YOUR OBJECTIVE: The required answer is the count of lines in the records that contain "page", with no other text.

SUPPLIED ENTRIES:
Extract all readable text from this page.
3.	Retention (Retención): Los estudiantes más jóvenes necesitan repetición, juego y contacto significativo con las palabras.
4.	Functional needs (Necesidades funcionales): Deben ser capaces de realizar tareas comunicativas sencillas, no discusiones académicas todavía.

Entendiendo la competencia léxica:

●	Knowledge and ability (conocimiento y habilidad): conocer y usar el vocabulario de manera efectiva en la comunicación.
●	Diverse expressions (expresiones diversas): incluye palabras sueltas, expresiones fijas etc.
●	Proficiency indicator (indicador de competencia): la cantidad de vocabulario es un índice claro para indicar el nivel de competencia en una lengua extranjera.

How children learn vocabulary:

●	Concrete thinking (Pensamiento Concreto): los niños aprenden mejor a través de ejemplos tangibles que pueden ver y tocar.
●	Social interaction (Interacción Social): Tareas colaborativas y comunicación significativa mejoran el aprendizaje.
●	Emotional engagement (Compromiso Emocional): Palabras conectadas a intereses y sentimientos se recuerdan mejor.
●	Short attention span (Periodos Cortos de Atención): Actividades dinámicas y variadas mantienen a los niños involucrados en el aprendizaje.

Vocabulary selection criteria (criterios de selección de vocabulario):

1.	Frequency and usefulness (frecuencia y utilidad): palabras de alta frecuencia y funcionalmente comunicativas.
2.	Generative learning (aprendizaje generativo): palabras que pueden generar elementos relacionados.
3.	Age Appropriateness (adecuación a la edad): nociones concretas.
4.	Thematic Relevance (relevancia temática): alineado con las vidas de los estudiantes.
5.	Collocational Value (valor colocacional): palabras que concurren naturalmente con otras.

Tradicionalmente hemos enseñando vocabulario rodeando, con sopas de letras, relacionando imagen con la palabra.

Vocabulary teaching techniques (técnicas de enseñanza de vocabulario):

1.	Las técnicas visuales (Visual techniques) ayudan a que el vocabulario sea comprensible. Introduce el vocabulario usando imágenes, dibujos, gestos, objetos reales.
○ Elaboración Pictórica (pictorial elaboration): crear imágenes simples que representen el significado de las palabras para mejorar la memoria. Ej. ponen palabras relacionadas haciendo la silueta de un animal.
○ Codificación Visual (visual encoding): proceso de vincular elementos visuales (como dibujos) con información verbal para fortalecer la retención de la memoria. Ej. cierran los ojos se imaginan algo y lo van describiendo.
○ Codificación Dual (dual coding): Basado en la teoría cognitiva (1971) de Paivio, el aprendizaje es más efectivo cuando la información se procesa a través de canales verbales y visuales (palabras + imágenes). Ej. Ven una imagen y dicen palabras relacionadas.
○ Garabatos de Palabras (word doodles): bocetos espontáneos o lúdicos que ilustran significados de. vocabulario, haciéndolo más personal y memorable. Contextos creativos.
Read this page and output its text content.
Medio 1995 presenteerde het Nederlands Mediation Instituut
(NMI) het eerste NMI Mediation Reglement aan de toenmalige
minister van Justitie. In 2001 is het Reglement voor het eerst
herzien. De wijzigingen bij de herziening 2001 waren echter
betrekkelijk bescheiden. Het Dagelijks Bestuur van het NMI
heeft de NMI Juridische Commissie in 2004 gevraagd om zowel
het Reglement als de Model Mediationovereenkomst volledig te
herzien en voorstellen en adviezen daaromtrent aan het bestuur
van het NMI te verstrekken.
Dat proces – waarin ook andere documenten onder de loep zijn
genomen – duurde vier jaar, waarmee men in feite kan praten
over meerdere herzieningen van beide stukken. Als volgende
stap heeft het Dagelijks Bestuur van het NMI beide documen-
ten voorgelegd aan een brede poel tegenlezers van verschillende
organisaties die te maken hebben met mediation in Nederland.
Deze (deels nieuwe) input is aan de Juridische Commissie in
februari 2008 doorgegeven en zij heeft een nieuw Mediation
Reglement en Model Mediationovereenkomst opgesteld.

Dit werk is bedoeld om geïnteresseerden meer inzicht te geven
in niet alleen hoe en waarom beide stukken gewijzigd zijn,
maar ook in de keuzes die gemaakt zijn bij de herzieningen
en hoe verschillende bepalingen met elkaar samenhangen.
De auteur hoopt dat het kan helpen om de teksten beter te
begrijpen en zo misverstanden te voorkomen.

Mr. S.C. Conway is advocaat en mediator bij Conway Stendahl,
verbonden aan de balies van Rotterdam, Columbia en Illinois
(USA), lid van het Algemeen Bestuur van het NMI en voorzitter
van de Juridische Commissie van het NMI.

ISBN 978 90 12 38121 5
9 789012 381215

SOLUTION TO THE EXERCISE: 2